> TASK TO COMPLETE
For every line in the data below that contains "一般物資", copy the line.

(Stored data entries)
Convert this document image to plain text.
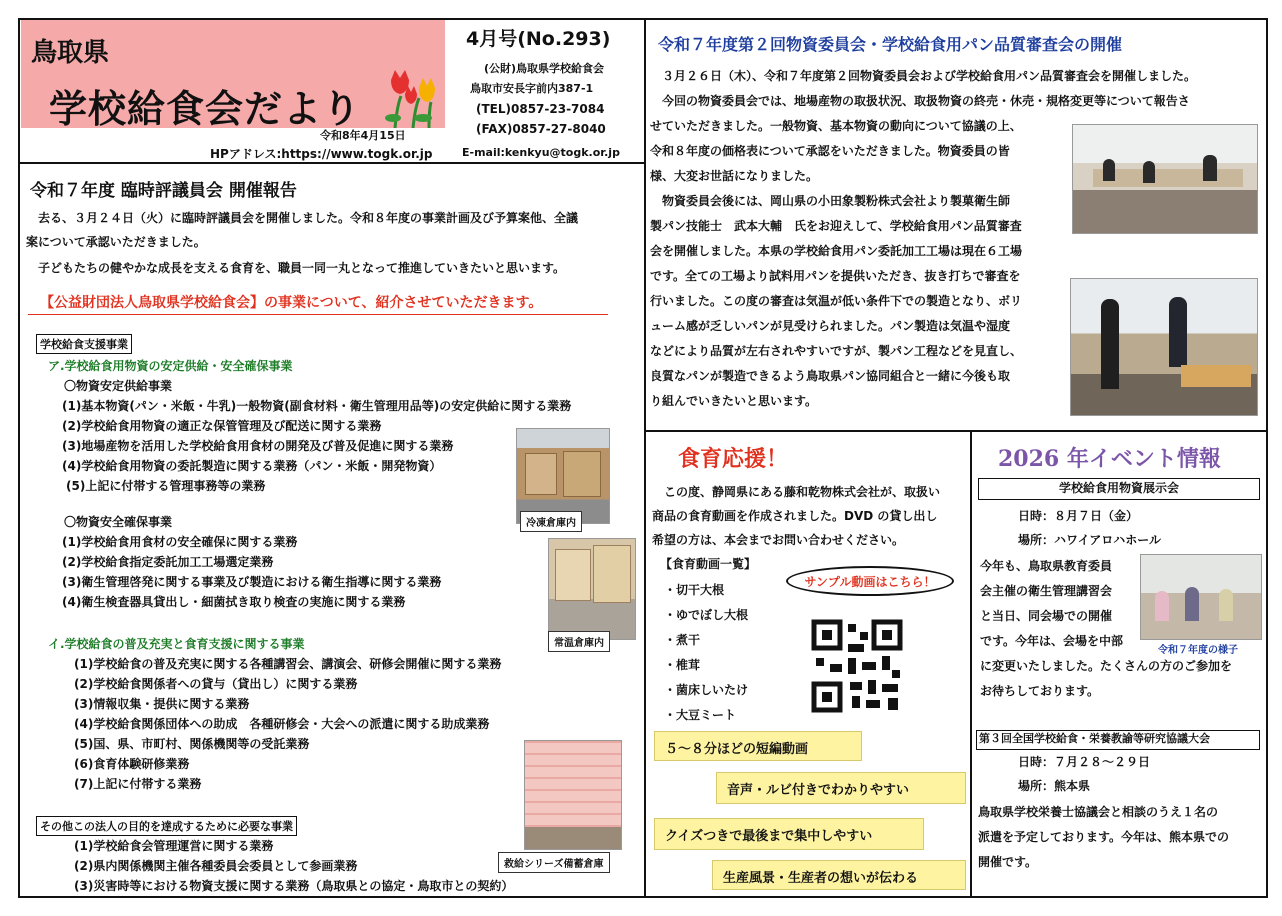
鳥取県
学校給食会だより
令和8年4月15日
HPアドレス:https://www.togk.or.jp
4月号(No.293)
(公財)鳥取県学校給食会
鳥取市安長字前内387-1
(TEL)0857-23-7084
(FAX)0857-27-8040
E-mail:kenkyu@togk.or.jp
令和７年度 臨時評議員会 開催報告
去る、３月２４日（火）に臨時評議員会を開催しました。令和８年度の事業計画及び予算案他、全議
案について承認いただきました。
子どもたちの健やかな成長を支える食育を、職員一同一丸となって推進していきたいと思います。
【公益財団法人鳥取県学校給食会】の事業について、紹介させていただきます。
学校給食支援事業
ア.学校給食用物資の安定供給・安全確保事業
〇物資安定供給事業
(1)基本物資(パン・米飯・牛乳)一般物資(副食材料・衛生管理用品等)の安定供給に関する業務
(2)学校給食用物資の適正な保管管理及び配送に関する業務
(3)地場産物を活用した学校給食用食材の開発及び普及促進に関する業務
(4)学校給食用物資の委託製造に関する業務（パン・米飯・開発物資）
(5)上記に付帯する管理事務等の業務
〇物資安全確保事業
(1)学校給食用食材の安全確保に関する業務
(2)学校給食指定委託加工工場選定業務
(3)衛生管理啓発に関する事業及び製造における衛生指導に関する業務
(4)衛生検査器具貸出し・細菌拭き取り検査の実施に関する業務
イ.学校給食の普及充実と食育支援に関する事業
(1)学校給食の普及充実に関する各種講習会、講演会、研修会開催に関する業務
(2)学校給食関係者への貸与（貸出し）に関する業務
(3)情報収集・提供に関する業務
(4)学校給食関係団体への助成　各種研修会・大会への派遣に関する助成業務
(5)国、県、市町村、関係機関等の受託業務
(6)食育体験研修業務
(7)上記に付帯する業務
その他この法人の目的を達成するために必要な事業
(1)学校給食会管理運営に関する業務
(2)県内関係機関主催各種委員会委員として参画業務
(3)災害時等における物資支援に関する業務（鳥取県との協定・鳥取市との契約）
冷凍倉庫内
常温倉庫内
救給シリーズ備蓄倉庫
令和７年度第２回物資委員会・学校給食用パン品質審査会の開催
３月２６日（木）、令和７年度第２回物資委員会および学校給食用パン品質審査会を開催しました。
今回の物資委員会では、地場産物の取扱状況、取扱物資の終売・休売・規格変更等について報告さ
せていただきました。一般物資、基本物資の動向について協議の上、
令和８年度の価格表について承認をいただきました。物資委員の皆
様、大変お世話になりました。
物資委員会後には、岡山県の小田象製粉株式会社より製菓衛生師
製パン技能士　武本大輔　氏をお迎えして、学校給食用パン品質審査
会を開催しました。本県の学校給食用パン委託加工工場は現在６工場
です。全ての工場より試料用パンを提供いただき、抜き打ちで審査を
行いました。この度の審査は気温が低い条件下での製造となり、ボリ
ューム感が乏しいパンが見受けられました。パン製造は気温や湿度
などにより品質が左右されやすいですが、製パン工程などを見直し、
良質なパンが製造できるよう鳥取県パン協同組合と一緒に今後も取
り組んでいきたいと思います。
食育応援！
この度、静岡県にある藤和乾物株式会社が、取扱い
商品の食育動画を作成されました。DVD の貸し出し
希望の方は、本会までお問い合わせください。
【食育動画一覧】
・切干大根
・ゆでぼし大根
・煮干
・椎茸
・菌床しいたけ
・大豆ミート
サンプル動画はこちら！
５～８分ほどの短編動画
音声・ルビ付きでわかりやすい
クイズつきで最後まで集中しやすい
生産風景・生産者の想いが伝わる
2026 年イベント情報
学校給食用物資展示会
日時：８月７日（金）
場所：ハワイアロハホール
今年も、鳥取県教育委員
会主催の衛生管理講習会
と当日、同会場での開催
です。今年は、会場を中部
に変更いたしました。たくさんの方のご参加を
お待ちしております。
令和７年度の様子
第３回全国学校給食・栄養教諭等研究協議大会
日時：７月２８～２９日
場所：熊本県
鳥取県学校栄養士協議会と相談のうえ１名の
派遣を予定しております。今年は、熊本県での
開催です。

> REPLY
(1)基本物資(パン・米飯・牛乳)一般物資(副食材料・衛生管理用品等)の安定供給に関する業務
せていただきました。一般物資、基本物資の動向について協議の上、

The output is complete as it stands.